* [EXERCISE PROMPT]
Reproduce each of the following entries word for word, without changing anything.
--- Start of EXERCISE MATERIAL ---
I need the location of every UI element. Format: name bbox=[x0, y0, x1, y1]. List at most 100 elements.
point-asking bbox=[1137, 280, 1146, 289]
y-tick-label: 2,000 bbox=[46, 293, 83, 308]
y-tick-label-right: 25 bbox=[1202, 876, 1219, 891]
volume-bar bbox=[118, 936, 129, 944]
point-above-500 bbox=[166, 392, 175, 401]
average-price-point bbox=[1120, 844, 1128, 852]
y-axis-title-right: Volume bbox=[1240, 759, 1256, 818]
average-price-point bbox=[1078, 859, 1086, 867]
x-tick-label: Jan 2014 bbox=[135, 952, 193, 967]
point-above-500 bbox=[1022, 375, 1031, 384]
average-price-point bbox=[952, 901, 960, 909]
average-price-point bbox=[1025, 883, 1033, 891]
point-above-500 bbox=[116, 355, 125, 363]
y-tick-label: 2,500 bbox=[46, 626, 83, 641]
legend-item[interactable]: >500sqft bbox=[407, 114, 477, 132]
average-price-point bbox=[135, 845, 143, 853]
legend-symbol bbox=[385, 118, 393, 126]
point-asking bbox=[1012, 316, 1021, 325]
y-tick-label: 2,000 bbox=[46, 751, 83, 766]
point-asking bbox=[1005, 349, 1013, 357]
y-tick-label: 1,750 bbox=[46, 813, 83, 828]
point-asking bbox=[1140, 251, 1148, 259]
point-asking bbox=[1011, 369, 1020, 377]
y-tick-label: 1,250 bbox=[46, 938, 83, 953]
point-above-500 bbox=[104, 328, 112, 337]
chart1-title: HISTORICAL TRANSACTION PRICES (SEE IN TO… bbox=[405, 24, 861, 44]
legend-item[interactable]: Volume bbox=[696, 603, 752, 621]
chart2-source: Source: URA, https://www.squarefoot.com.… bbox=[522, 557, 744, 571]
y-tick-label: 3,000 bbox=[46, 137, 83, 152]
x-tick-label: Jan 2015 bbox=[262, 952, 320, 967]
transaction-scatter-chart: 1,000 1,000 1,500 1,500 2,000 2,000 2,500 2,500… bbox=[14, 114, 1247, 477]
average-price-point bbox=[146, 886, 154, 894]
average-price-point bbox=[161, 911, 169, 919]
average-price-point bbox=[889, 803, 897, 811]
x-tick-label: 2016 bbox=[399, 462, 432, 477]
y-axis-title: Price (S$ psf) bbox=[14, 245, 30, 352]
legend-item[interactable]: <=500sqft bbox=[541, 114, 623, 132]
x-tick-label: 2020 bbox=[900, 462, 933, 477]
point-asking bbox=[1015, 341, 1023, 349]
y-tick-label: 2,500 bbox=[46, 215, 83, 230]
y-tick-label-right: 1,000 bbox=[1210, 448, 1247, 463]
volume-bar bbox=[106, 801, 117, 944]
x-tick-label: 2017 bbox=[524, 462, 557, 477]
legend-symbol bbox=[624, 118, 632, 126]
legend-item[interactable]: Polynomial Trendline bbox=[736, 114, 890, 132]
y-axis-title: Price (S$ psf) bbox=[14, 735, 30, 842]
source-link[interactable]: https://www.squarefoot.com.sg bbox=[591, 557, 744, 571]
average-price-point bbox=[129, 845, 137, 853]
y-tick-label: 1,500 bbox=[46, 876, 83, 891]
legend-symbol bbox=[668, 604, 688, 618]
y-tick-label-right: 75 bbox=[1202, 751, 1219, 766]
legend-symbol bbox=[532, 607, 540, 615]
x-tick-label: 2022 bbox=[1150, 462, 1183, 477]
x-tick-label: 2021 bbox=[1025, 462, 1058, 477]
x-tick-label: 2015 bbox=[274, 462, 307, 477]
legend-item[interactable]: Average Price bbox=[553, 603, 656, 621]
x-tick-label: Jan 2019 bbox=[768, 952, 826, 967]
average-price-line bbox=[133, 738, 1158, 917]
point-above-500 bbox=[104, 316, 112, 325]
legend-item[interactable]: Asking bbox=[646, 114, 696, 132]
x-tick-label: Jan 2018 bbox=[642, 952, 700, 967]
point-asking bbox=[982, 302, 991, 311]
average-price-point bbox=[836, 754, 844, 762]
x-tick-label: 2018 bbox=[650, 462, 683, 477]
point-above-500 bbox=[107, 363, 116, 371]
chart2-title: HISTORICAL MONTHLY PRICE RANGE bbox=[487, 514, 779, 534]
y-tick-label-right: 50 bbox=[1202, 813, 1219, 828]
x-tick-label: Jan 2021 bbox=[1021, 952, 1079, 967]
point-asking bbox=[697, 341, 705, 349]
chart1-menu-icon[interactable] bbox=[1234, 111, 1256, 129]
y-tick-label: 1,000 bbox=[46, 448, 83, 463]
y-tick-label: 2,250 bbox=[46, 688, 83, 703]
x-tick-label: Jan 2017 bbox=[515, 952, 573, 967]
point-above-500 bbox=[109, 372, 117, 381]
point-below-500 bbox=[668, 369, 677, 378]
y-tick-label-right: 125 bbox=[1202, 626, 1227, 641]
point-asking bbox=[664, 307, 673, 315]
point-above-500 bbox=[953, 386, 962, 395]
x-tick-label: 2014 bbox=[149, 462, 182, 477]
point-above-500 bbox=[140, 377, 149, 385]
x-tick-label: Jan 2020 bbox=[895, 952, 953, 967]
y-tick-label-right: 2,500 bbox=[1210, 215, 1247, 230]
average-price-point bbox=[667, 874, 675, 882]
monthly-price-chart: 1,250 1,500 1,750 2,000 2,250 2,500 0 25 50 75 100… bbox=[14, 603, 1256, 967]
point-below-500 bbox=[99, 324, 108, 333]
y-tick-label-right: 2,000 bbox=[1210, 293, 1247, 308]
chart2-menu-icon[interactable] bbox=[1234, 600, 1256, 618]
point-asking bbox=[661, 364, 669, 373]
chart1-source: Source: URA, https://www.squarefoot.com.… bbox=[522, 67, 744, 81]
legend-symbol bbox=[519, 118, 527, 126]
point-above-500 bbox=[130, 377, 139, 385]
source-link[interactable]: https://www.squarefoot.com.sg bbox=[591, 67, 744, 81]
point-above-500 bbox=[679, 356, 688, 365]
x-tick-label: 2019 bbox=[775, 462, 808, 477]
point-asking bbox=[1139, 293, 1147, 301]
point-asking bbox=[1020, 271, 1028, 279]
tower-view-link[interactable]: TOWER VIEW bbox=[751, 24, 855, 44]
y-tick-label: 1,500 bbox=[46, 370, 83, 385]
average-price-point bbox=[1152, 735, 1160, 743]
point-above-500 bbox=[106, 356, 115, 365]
--- End of EXERCISE MATERIAL ---
* [THE ANSWER]
I need the location of every UI element. Format: name bbox=[x0, y0, x1, y1]. List at most 100 elements.
point-asking bbox=[1137, 280, 1146, 289]
y-tick-label: 2,000 bbox=[46, 293, 83, 308]
y-tick-label-right: 25 bbox=[1202, 876, 1219, 891]
volume-bar bbox=[118, 936, 129, 944]
point-above-500 bbox=[166, 392, 175, 401]
average-price-point bbox=[1120, 844, 1128, 852]
y-axis-title-right: Volume bbox=[1240, 759, 1256, 818]
average-price-point bbox=[1078, 859, 1086, 867]
x-tick-label: Jan 2014 bbox=[135, 952, 193, 967]
point-above-500 bbox=[1022, 375, 1031, 384]
average-price-point bbox=[952, 901, 960, 909]
average-price-point bbox=[1025, 883, 1033, 891]
point-above-500 bbox=[116, 355, 125, 363]
y-tick-label: 2,500 bbox=[46, 626, 83, 641]
legend-item[interactable]: >500sqft bbox=[407, 114, 477, 132]
average-price-point bbox=[135, 845, 143, 853]
legend-symbol bbox=[385, 118, 393, 126]
point-asking bbox=[1012, 316, 1021, 325]
y-tick-label: 2,000 bbox=[46, 751, 83, 766]
point-asking bbox=[1005, 349, 1013, 357]
y-tick-label: 1,750 bbox=[46, 813, 83, 828]
point-asking bbox=[1140, 251, 1148, 259]
point-asking bbox=[1011, 369, 1020, 377]
y-tick-label: 1,250 bbox=[46, 938, 83, 953]
point-above-500 bbox=[104, 328, 112, 337]
chart1-title: HISTORICAL TRANSACTION PRICES (SEE IN TO… bbox=[405, 24, 861, 44]
legend-item[interactable]: Volume bbox=[696, 603, 752, 621]
chart2-source: Source: URA, https://www.squarefoot.com.… bbox=[522, 557, 744, 571]
y-tick-label: 3,000 bbox=[46, 137, 83, 152]
x-tick-label: Jan 2015 bbox=[262, 952, 320, 967]
transaction-scatter-chart: 1,000 1,000 1,500 1,500 2,000 2,000 2,500 2,500… bbox=[14, 114, 1247, 477]
average-price-point bbox=[146, 886, 154, 894]
average-price-point bbox=[161, 911, 169, 919]
average-price-point bbox=[889, 803, 897, 811]
x-tick-label: 2016 bbox=[399, 462, 432, 477]
y-axis-title: Price (S$ psf) bbox=[14, 245, 30, 352]
legend-item[interactable]: <=500sqft bbox=[541, 114, 623, 132]
x-tick-label: 2020 bbox=[900, 462, 933, 477]
point-asking bbox=[1015, 341, 1023, 349]
y-tick-label: 2,500 bbox=[46, 215, 83, 230]
y-tick-label-right: 1,000 bbox=[1210, 448, 1247, 463]
volume-bar bbox=[106, 801, 117, 944]
x-tick-label: 2017 bbox=[524, 462, 557, 477]
legend-symbol bbox=[624, 118, 632, 126]
legend-item[interactable]: Polynomial Trendline bbox=[736, 114, 890, 132]
y-axis-title: Price (S$ psf) bbox=[14, 735, 30, 842]
source-link[interactable]: https://www.squarefoot.com.sg bbox=[591, 557, 744, 571]
average-price-point bbox=[129, 845, 137, 853]
y-tick-label: 1,500 bbox=[46, 876, 83, 891]
legend-symbol bbox=[668, 604, 688, 618]
y-tick-label-right: 75 bbox=[1202, 751, 1219, 766]
legend-symbol bbox=[532, 607, 540, 615]
x-tick-label: 2022 bbox=[1150, 462, 1183, 477]
x-tick-label: 2021 bbox=[1025, 462, 1058, 477]
x-tick-label: 2015 bbox=[274, 462, 307, 477]
legend-item[interactable]: Average Price bbox=[553, 603, 656, 621]
x-tick-label: Jan 2019 bbox=[768, 952, 826, 967]
average-price-line bbox=[133, 738, 1158, 917]
point-above-500 bbox=[104, 316, 112, 325]
legend-item[interactable]: Asking bbox=[646, 114, 696, 132]
x-tick-label: Jan 2018 bbox=[642, 952, 700, 967]
point-asking bbox=[982, 302, 991, 311]
average-price-point bbox=[836, 754, 844, 762]
x-tick-label: 2018 bbox=[650, 462, 683, 477]
point-above-500 bbox=[107, 363, 116, 371]
chart2-title: HISTORICAL MONTHLY PRICE RANGE bbox=[487, 514, 779, 534]
y-tick-label-right: 50 bbox=[1202, 813, 1219, 828]
x-tick-label: Jan 2021 bbox=[1021, 952, 1079, 967]
point-asking bbox=[697, 341, 705, 349]
chart1-menu-icon[interactable] bbox=[1234, 111, 1256, 129]
y-tick-label: 1,000 bbox=[46, 448, 83, 463]
y-tick-label: 2,250 bbox=[46, 688, 83, 703]
x-tick-label: Jan 2017 bbox=[515, 952, 573, 967]
point-above-500 bbox=[109, 372, 117, 381]
point-below-500 bbox=[668, 369, 677, 378]
y-tick-label-right: 125 bbox=[1202, 626, 1227, 641]
point-asking bbox=[664, 307, 673, 315]
point-above-500 bbox=[953, 386, 962, 395]
x-tick-label: 2014 bbox=[149, 462, 182, 477]
point-above-500 bbox=[140, 377, 149, 385]
x-tick-label: Jan 2020 bbox=[895, 952, 953, 967]
y-tick-label-right: 2,500 bbox=[1210, 215, 1247, 230]
average-price-point bbox=[667, 874, 675, 882]
monthly-price-chart: 1,250 1,500 1,750 2,000 2,250 2,500 0 25 50 75 100… bbox=[14, 603, 1256, 967]
point-below-500 bbox=[99, 324, 108, 333]
y-tick-label-right: 2,000 bbox=[1210, 293, 1247, 308]
chart2-menu-icon[interactable] bbox=[1234, 600, 1256, 618]
point-asking bbox=[661, 364, 669, 373]
chart1-source: Source: URA, https://www.squarefoot.com.… bbox=[522, 67, 744, 81]
legend-symbol bbox=[519, 118, 527, 126]
point-above-500 bbox=[130, 377, 139, 385]
source-link[interactable]: https://www.squarefoot.com.sg bbox=[591, 67, 744, 81]
point-above-500 bbox=[679, 356, 688, 365]
x-tick-label: 2019 bbox=[775, 462, 808, 477]
point-asking bbox=[1139, 293, 1147, 301]
point-asking bbox=[1020, 271, 1028, 279]
tower-view-link[interactable]: TOWER VIEW bbox=[751, 24, 855, 44]
y-tick-label: 1,500 bbox=[46, 370, 83, 385]
average-price-point bbox=[1152, 735, 1160, 743]
point-above-500 bbox=[106, 356, 115, 365]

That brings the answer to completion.